### Required work
Check each line below for "Wormbach" and report how many have it, nothing else.

### Rows
Begin

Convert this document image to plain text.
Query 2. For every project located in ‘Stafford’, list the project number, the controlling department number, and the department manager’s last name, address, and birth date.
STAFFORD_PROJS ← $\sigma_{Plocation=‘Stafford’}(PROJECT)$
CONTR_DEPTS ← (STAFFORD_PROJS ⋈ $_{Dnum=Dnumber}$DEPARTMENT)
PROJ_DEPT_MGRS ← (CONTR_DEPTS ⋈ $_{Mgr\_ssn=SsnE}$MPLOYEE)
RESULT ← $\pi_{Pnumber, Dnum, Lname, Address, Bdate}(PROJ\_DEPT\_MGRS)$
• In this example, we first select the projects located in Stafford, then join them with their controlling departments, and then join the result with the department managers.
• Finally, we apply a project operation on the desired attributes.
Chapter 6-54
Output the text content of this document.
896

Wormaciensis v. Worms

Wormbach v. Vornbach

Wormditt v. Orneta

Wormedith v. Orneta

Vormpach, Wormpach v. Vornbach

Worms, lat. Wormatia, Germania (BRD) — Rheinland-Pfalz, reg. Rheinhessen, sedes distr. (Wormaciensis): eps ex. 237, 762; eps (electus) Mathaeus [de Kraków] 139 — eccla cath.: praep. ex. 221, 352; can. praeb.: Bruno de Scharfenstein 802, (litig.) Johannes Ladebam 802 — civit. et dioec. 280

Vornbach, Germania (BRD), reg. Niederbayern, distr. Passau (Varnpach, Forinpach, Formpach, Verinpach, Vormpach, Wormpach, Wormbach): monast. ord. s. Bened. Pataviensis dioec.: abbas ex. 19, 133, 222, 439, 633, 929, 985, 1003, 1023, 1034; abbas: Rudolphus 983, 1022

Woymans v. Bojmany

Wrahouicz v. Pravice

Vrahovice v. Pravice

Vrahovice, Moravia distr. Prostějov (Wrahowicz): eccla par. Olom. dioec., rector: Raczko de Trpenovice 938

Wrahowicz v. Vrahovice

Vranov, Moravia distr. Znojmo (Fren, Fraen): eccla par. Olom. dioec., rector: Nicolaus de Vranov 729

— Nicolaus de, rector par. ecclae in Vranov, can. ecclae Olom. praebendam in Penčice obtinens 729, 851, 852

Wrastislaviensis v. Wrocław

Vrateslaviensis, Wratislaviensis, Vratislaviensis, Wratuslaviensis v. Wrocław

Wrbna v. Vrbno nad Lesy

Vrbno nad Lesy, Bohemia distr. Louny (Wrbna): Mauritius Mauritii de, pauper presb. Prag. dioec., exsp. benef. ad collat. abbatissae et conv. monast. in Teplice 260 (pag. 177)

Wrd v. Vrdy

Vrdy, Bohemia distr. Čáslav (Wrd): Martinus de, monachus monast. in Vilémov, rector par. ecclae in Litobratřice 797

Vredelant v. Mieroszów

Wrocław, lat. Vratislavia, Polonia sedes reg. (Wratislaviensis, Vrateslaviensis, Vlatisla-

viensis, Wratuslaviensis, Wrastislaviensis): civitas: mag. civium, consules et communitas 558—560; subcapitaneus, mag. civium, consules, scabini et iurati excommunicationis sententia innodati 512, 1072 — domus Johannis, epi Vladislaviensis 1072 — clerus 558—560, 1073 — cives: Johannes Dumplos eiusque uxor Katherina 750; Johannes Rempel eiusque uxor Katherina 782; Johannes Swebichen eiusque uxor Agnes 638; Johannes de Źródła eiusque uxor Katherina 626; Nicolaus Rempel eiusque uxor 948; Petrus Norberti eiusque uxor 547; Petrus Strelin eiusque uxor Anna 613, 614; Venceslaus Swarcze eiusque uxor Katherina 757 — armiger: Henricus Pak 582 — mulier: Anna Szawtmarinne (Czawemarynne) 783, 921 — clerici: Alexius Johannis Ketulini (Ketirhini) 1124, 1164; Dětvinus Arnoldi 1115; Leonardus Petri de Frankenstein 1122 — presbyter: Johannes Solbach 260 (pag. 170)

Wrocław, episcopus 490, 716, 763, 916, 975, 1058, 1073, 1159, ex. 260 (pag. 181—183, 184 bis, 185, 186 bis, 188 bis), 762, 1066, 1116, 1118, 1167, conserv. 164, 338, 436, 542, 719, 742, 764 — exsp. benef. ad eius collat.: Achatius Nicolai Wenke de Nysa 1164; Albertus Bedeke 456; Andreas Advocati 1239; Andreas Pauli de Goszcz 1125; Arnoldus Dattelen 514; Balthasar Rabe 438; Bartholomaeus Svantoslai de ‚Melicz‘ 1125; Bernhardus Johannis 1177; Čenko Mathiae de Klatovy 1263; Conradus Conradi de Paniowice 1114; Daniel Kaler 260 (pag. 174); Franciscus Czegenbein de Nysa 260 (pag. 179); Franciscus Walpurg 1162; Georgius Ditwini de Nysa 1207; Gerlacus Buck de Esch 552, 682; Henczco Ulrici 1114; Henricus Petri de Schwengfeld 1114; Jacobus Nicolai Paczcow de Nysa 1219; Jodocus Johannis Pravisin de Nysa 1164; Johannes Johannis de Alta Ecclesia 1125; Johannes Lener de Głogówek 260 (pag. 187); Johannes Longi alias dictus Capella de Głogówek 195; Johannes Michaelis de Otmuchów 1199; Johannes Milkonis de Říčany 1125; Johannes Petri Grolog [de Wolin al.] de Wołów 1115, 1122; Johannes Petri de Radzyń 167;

End

### Written answer
2